[Exercise aim]
Copy out the listing that follows, exactly, without its pictures.

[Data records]
------------------------------------

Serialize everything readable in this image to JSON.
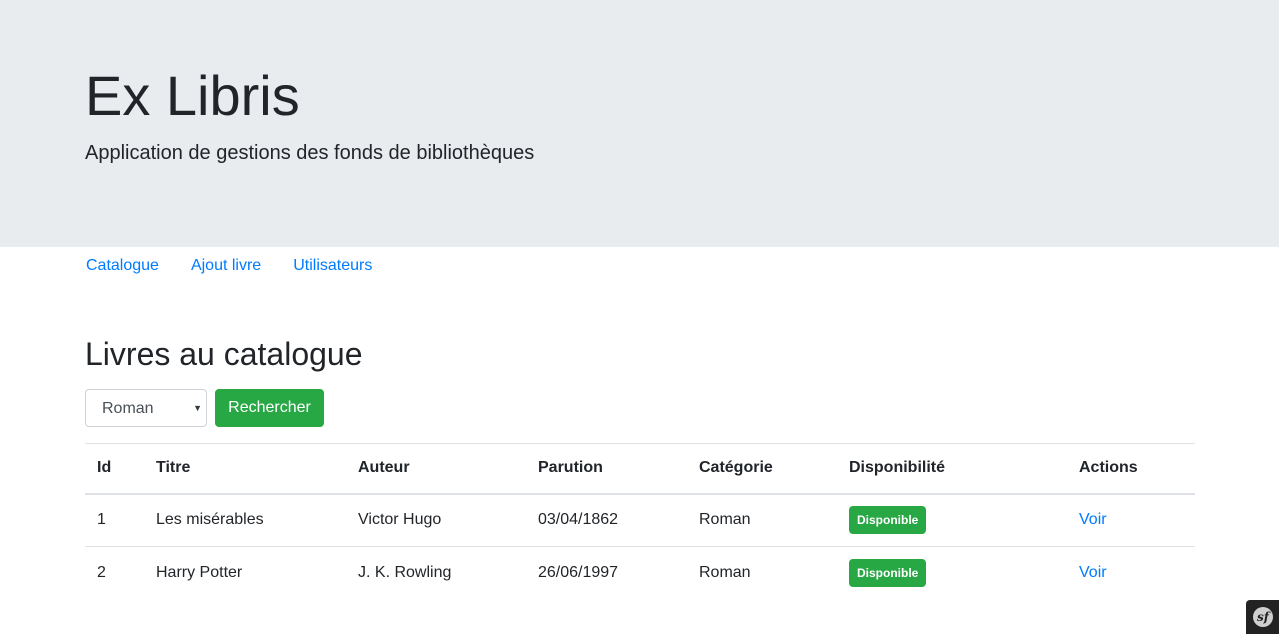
{
  "header": {
    "title": "Ex Libris",
    "lead": "Application de gestions des fonds de bibliothèques"
  },
  "nav": {
    "items": [
      {
        "label": "Catalogue"
      },
      {
        "label": "Ajout livre"
      },
      {
        "label": "Utilisateurs"
      }
    ]
  },
  "main": {
    "title": "Livres au catalogue",
    "filter": {
      "selected": "Roman",
      "button_label": "Rechercher"
    },
    "table": {
      "headers": [
        "Id",
        "Titre",
        "Auteur",
        "Parution",
        "Catégorie",
        "Disponibilité",
        "Actions"
      ],
      "rows": [
        {
          "id": "1",
          "title": "Les misérables",
          "author": "Victor Hugo",
          "date": "03/04/1862",
          "category": "Roman",
          "status": "Disponible",
          "action": "Voir"
        },
        {
          "id": "2",
          "title": "Harry Potter",
          "author": "J. K. Rowling",
          "date": "26/06/1997",
          "category": "Roman",
          "status": "Disponible",
          "action": "Voir"
        }
      ]
    }
  },
  "debug_toolbar": {
    "icon": "symfony-logo-icon",
    "glyph": "sf"
  },
  "colors": {
    "jumbotron_bg": "#e9ecef",
    "link": "#007bff",
    "success": "#28a745"
  }
}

------------------------------------

[Written solution]
Serialize everything readable in this image to JSON.
{
  "header": {
    "title": "Ex Libris",
    "lead": "Application de gestions des fonds de bibliothèques"
  },
  "nav": {
    "items": [
      {
        "label": "Catalogue"
      },
      {
        "label": "Ajout livre"
      },
      {
        "label": "Utilisateurs"
      }
    ]
  },
  "main": {
    "title": "Livres au catalogue",
    "filter": {
      "selected": "Roman",
      "button_label": "Rechercher"
    },
    "table": {
      "headers": [
        "Id",
        "Titre",
        "Auteur",
        "Parution",
        "Catégorie",
        "Disponibilité",
        "Actions"
      ],
      "rows": [
        {
          "id": "1",
          "title": "Les misérables",
          "author": "Victor Hugo",
          "date": "03/04/1862",
          "category": "Roman",
          "status": "Disponible",
          "action": "Voir"
        },
        {
          "id": "2",
          "title": "Harry Potter",
          "author": "J. K. Rowling",
          "date": "26/06/1997",
          "category": "Roman",
          "status": "Disponible",
          "action": "Voir"
        }
      ]
    }
  },
  "debug_toolbar": {
    "icon": "symfony-logo-icon",
    "glyph": "sf"
  },
  "colors": {
    "jumbotron_bg": "#e9ecef",
    "link": "#007bff",
    "success": "#28a745"
  }
}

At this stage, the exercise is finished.